WHAT YOU WILL DO =>
Write each line out exactly, leaving none out.

── PROVIDED ENTRIES ──

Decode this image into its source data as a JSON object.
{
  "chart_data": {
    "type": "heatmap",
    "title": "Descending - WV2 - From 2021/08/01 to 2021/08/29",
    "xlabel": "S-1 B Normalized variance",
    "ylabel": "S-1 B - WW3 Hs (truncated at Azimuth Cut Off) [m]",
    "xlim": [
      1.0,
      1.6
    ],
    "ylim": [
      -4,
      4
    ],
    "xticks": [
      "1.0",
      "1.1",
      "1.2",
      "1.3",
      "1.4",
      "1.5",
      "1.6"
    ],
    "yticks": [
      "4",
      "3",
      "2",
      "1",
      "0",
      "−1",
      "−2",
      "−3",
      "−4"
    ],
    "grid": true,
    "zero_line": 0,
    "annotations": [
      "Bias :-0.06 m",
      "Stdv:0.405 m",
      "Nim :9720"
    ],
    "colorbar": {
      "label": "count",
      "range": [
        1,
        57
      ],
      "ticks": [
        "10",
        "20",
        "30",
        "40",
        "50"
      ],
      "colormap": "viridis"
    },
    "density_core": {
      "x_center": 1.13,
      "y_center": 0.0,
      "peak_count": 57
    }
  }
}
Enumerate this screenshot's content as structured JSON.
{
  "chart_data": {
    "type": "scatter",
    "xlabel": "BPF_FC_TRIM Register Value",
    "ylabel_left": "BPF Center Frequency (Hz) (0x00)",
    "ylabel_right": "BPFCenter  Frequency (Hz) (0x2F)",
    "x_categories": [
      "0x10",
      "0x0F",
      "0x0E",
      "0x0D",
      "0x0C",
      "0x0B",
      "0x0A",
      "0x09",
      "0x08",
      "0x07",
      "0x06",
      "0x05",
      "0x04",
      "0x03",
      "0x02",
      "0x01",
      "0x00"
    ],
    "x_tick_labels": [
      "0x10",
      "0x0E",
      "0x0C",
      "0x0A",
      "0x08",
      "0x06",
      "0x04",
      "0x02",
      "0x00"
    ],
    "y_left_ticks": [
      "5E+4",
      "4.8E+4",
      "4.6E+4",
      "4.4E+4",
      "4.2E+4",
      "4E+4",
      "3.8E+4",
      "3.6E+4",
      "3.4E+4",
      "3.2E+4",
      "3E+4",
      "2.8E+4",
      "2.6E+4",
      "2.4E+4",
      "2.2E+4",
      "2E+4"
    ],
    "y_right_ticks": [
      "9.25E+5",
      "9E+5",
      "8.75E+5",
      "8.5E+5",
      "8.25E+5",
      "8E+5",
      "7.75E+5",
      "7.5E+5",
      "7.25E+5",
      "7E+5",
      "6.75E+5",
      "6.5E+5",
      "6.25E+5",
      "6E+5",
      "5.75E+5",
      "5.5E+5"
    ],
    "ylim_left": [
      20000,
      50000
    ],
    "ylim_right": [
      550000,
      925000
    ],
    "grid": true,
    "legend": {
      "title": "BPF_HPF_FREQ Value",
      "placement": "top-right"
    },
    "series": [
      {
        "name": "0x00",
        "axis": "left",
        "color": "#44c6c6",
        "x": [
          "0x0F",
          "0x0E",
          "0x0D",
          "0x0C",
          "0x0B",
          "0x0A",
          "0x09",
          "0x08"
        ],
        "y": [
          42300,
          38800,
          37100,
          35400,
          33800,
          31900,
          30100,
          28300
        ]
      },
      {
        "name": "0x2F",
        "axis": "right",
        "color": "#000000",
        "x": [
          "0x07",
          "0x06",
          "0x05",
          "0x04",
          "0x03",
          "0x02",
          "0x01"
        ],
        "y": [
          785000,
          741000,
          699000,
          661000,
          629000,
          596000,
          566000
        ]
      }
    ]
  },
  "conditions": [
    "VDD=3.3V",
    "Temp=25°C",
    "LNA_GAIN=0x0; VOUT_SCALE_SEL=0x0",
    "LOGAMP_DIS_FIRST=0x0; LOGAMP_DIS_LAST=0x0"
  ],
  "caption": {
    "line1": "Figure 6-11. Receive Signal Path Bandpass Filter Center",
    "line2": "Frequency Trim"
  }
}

───

RESULT FOR THIS TASK =>
Decode this image into its source data as a JSON object.
{
  "chart_data": {
    "type": "heatmap",
    "title": "Descending - WV2 - From 2021/08/01 to 2021/08/29",
    "xlabel": "S-1 B Normalized variance",
    "ylabel": "S-1 B - WW3 Hs (truncated at Azimuth Cut Off) [m]",
    "xlim": [
      1.0,
      1.6
    ],
    "ylim": [
      -4,
      4
    ],
    "xticks": [
      "1.0",
      "1.1",
      "1.2",
      "1.3",
      "1.4",
      "1.5",
      "1.6"
    ],
    "yticks": [
      "4",
      "3",
      "2",
      "1",
      "0",
      "−1",
      "−2",
      "−3",
      "−4"
    ],
    "grid": true,
    "zero_line": 0,
    "annotations": [
      "Bias :-0.06 m",
      "Stdv:0.405 m",
      "Nim :9720"
    ],
    "colorbar": {
      "label": "count",
      "range": [
        1,
        57
      ],
      "ticks": [
        "10",
        "20",
        "30",
        "40",
        "50"
      ],
      "colormap": "viridis"
    },
    "density_core": {
      "x_center": 1.13,
      "y_center": 0.0,
      "peak_count": 57
    }
  }
}
Enumerate this screenshot's content as structured JSON.
{
  "chart_data": {
    "type": "scatter",
    "xlabel": "BPF_FC_TRIM Register Value",
    "ylabel_left": "BPF Center Frequency (Hz) (0x00)",
    "ylabel_right": "BPFCenter  Frequency (Hz) (0x2F)",
    "x_categories": [
      "0x10",
      "0x0F",
      "0x0E",
      "0x0D",
      "0x0C",
      "0x0B",
      "0x0A",
      "0x09",
      "0x08",
      "0x07",
      "0x06",
      "0x05",
      "0x04",
      "0x03",
      "0x02",
      "0x01",
      "0x00"
    ],
    "x_tick_labels": [
      "0x10",
      "0x0E",
      "0x0C",
      "0x0A",
      "0x08",
      "0x06",
      "0x04",
      "0x02",
      "0x00"
    ],
    "y_left_ticks": [
      "5E+4",
      "4.8E+4",
      "4.6E+4",
      "4.4E+4",
      "4.2E+4",
      "4E+4",
      "3.8E+4",
      "3.6E+4",
      "3.4E+4",
      "3.2E+4",
      "3E+4",
      "2.8E+4",
      "2.6E+4",
      "2.4E+4",
      "2.2E+4",
      "2E+4"
    ],
    "y_right_ticks": [
      "9.25E+5",
      "9E+5",
      "8.75E+5",
      "8.5E+5",
      "8.25E+5",
      "8E+5",
      "7.75E+5",
      "7.5E+5",
      "7.25E+5",
      "7E+5",
      "6.75E+5",
      "6.5E+5",
      "6.25E+5",
      "6E+5",
      "5.75E+5",
      "5.5E+5"
    ],
    "ylim_left": [
      20000,
      50000
    ],
    "ylim_right": [
      550000,
      925000
    ],
    "grid": true,
    "legend": {
      "title": "BPF_HPF_FREQ Value",
      "placement": "top-right"
    },
    "series": [
      {
        "name": "0x00",
        "axis": "left",
        "color": "#44c6c6",
        "x": [
          "0x0F",
          "0x0E",
          "0x0D",
          "0x0C",
          "0x0B",
          "0x0A",
          "0x09",
          "0x08"
        ],
        "y": [
          42300,
          38800,
          37100,
          35400,
          33800,
          31900,
          30100,
          28300
        ]
      },
      {
        "name": "0x2F",
        "axis": "right",
        "color": "#000000",
        "x": [
          "0x07",
          "0x06",
          "0x05",
          "0x04",
          "0x03",
          "0x02",
          "0x01"
        ],
        "y": [
          785000,
          741000,
          699000,
          661000,
          629000,
          596000,
          566000
        ]
      }
    ]
  },
  "conditions": [
    "VDD=3.3V",
    "Temp=25°C",
    "LNA_GAIN=0x0; VOUT_SCALE_SEL=0x0",
    "LOGAMP_DIS_FIRST=0x0; LOGAMP_DIS_LAST=0x0"
  ],
  "caption": {
    "line1": "Figure 6-11. Receive Signal Path Bandpass Filter Center",
    "line2": "Frequency Trim"
  }
}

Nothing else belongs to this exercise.